Without pictures, repeat exactly the lines from the one containing "Extract all the data from this chart as JSON." through the end of the entries.
= = = =
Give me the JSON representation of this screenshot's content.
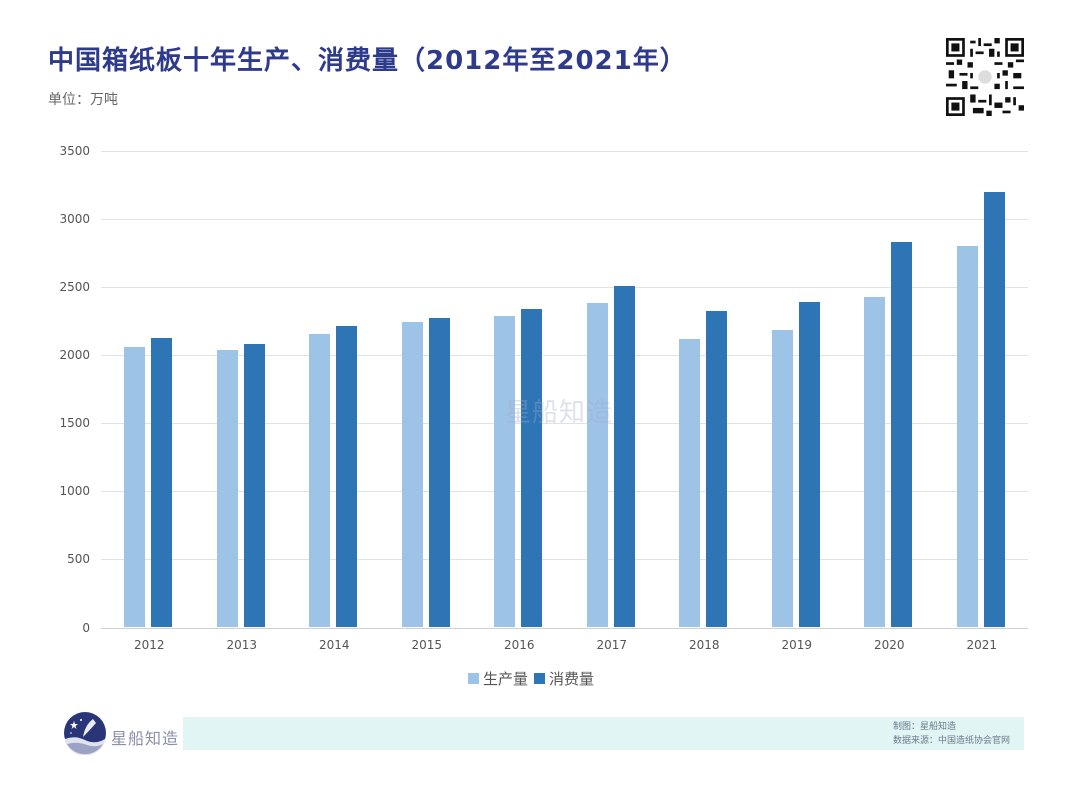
{
  "header": {
    "title": "中国箱纸板十年生产、消费量（2012年至2021年）",
    "unit": "单位：万吨"
  },
  "colors": {
    "production": "#9dc3e6",
    "consumption": "#2e75b6",
    "title": "#2e3a8c",
    "footer_band": "#e2f5f5"
  },
  "watermark": "星船知造",
  "footer": {
    "brand": "星船知造",
    "credit_maker": "制图：星船知造",
    "credit_source": "数据来源：中国造纸协会官网"
  },
  "legend": {
    "production": "生产量",
    "consumption": "消费量"
  },
  "chart_data": {
    "type": "bar",
    "title": "中国箱纸板十年生产、消费量（2012年至2021年）",
    "subtitle": "单位：万吨",
    "xlabel": "",
    "ylabel": "万吨",
    "ylim": [
      0,
      3500
    ],
    "yticks": [
      0,
      500,
      1000,
      1500,
      2000,
      2500,
      3000,
      3500
    ],
    "grid": true,
    "legend_position": "bottom",
    "categories": [
      "2012",
      "2013",
      "2014",
      "2015",
      "2016",
      "2017",
      "2018",
      "2019",
      "2020",
      "2021"
    ],
    "series": [
      {
        "name": "生产量",
        "values": [
          2061,
          2039,
          2154,
          2243,
          2291,
          2380,
          2122,
          2184,
          2426,
          2801
        ]
      },
      {
        "name": "消费量",
        "values": [
          2129,
          2083,
          2218,
          2276,
          2343,
          2505,
          2326,
          2390,
          2829,
          3198
        ]
      }
    ]
  }
}
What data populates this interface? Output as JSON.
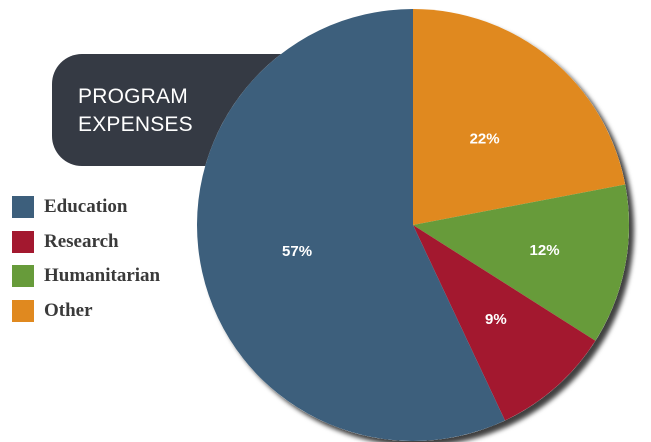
{
  "chart_data": {
    "type": "pie",
    "title": [
      "PROGRAM",
      "EXPENSES"
    ],
    "slices": [
      {
        "name": "Other",
        "value": 22,
        "label": "22%",
        "color": "#e0891f"
      },
      {
        "name": "Humanitarian",
        "value": 12,
        "label": "12%",
        "color": "#679b3a"
      },
      {
        "name": "Research",
        "value": 9,
        "label": "9%",
        "color": "#a3182f"
      },
      {
        "name": "Education",
        "value": 57,
        "label": "57%",
        "color": "#3d5f7c"
      }
    ],
    "legend_order": [
      "Education",
      "Research",
      "Humanitarian",
      "Other"
    ],
    "legend_placement": "left"
  },
  "colors": {
    "title_background": "#353a44",
    "title_text": "#ffffff",
    "legend_text": "#3a3a3a"
  }
}
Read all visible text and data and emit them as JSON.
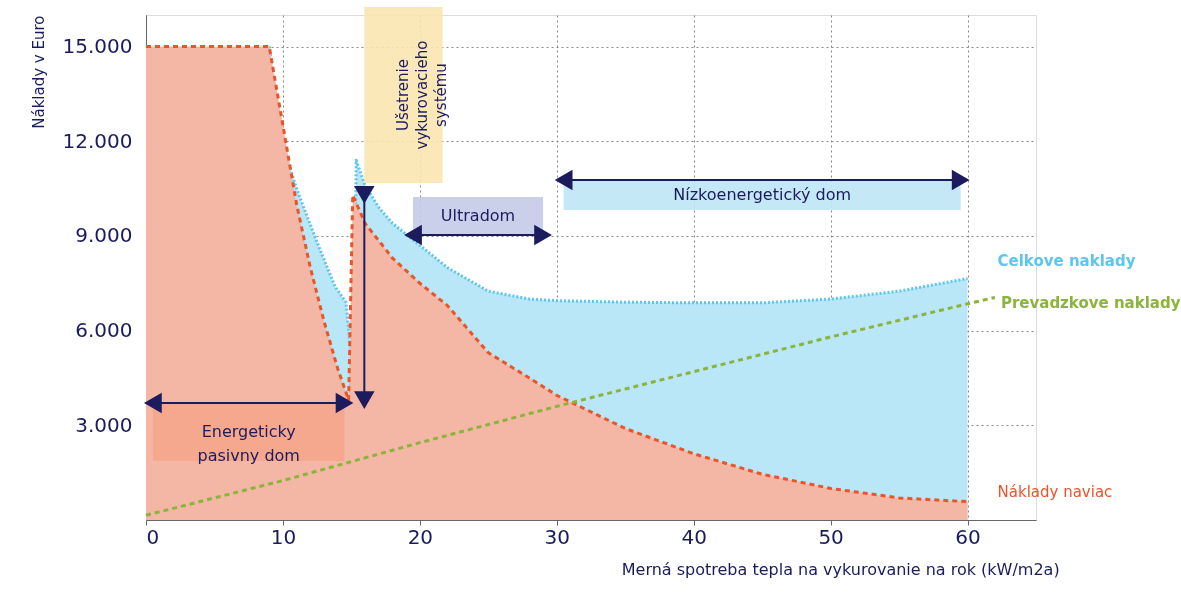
{
  "chart_data": {
    "type": "area",
    "xlabel": "Merná spotreba tepla na vykurovanie na rok (kW/m2a)",
    "ylabel": "Náklady v Euro",
    "xlim": [
      0,
      65
    ],
    "xticks": [
      0,
      10,
      20,
      30,
      40,
      50,
      60
    ],
    "ylim": [
      0,
      16000
    ],
    "yticks": [
      {
        "value": 3000,
        "label": "3.000"
      },
      {
        "value": 6000,
        "label": "6.000"
      },
      {
        "value": 9000,
        "label": "9.000"
      },
      {
        "value": 12000,
        "label": "12.000"
      },
      {
        "value": 15000,
        "label": "15.000"
      }
    ],
    "grid": true,
    "series": [
      {
        "name": "Celkove naklady",
        "type": "area",
        "color": "#5cc6ee",
        "line_style": "dotted",
        "x": [
          9,
          9.9,
          11,
          12.4,
          13.8,
          14.6,
          15.2,
          15.35,
          16,
          17,
          18,
          20,
          22,
          25,
          28,
          30,
          35,
          40,
          45,
          50,
          55,
          60
        ],
        "values": [
          15000,
          12000,
          10500,
          8900,
          7400,
          6900,
          4300,
          11400,
          10600,
          9900,
          9400,
          8700,
          8000,
          7250,
          7000,
          6950,
          6900,
          6880,
          6880,
          7000,
          7250,
          7650
        ]
      },
      {
        "name": "Náklady naviac",
        "type": "area",
        "color": "#e8552a",
        "line_style": "dashed",
        "x": [
          0,
          9,
          10,
          11,
          12,
          13,
          14,
          14.8,
          15.1,
          16,
          18,
          20,
          22,
          25,
          28,
          30,
          35,
          40,
          45,
          50,
          55,
          60
        ],
        "values": [
          15000,
          15000,
          12500,
          10000,
          8000,
          6300,
          4800,
          3800,
          10300,
          9400,
          8300,
          7500,
          6800,
          5300,
          4500,
          3950,
          2900,
          2100,
          1450,
          1000,
          700,
          580
        ]
      },
      {
        "name": "Prevadzkove naklady",
        "type": "line",
        "color": "#8ab43c",
        "line_style": "dashed",
        "x": [
          0,
          10,
          20,
          30,
          40,
          50,
          60,
          62
        ],
        "values": [
          150,
          1250,
          2450,
          3600,
          4700,
          5800,
          6850,
          7050
        ]
      }
    ],
    "bands": [
      {
        "axis": "x",
        "from": 0.5,
        "to": 14.5,
        "label": "Energeticky\npasivny dom",
        "color": "#f5a68c"
      },
      {
        "axis": "x",
        "from": 19.5,
        "to": 29,
        "label": "Ultradom",
        "color": "#c5cbe8"
      },
      {
        "axis": "x",
        "from": 30.5,
        "to": 59.5,
        "label": "Nízkoenergetický dom",
        "color": "#bfe6f5"
      }
    ],
    "annotations": [
      "Ušetrenie\nvykurovacieho\nsystému"
    ]
  }
}
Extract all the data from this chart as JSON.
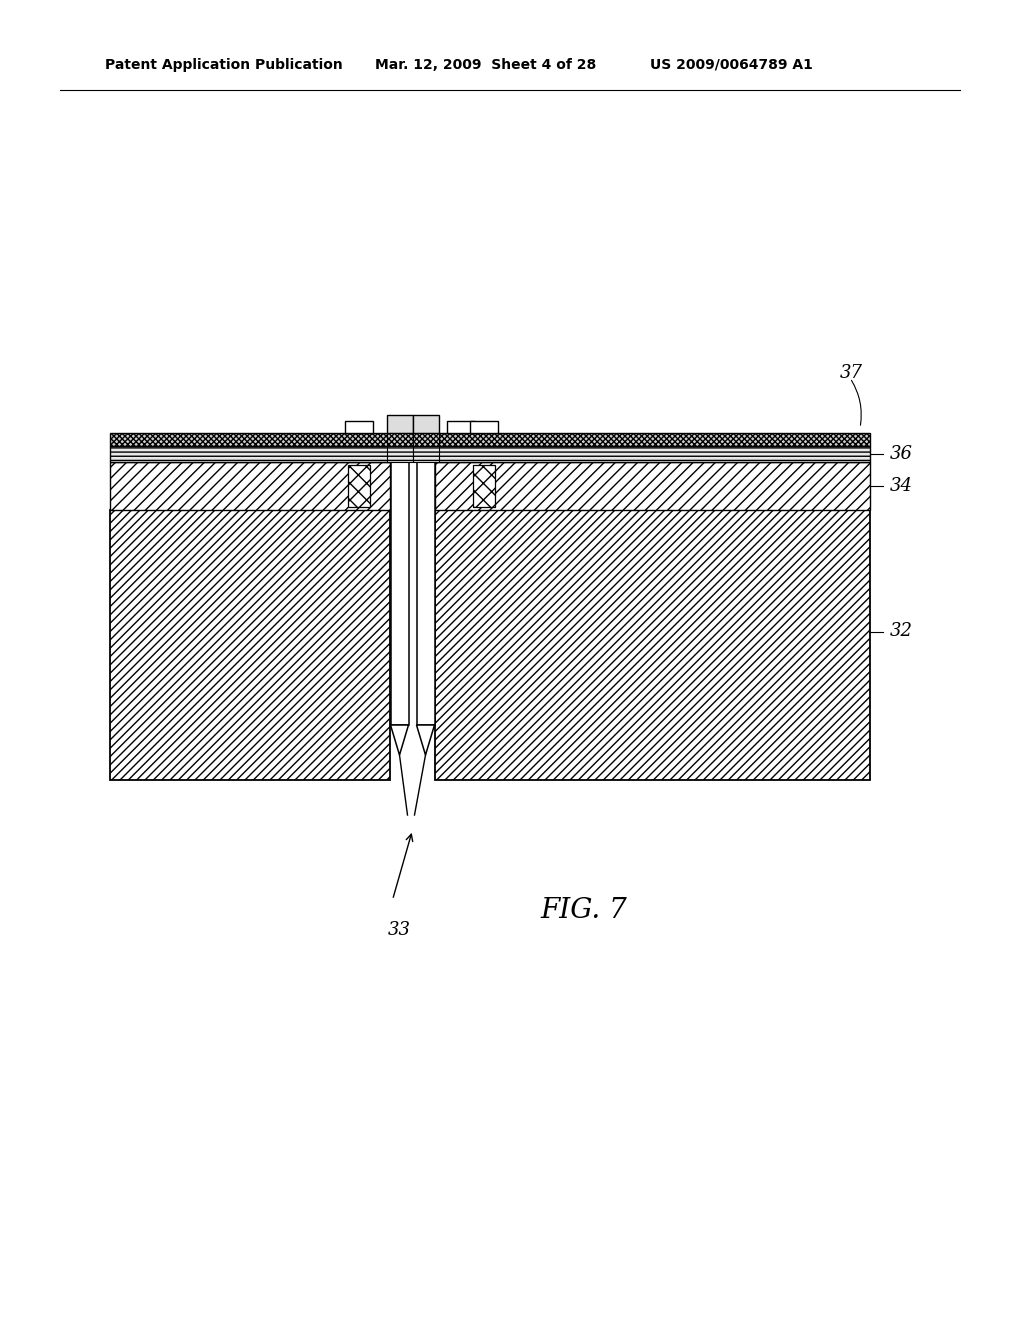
{
  "bg_color": "#ffffff",
  "line_color": "#000000",
  "header_left": "Patent Application Publication",
  "header_mid": "Mar. 12, 2009  Sheet 4 of 28",
  "header_right": "US 2009/0064789 A1",
  "fig_label": "FIG. 7",
  "label_32": "32",
  "label_33": "33",
  "label_34": "34",
  "label_36": "36",
  "label_37": "37"
}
= = = =
# THE RESPONSE
Extract all the data from this chart as JSON.
{
  "bg_color": "#ffffff",
  "line_color": "#000000",
  "header_left": "Patent Application Publication",
  "header_mid": "Mar. 12, 2009  Sheet 4 of 28",
  "header_right": "US 2009/0064789 A1",
  "fig_label": "FIG. 7",
  "label_32": "32",
  "label_33": "33",
  "label_34": "34",
  "label_36": "36",
  "label_37": "37"
}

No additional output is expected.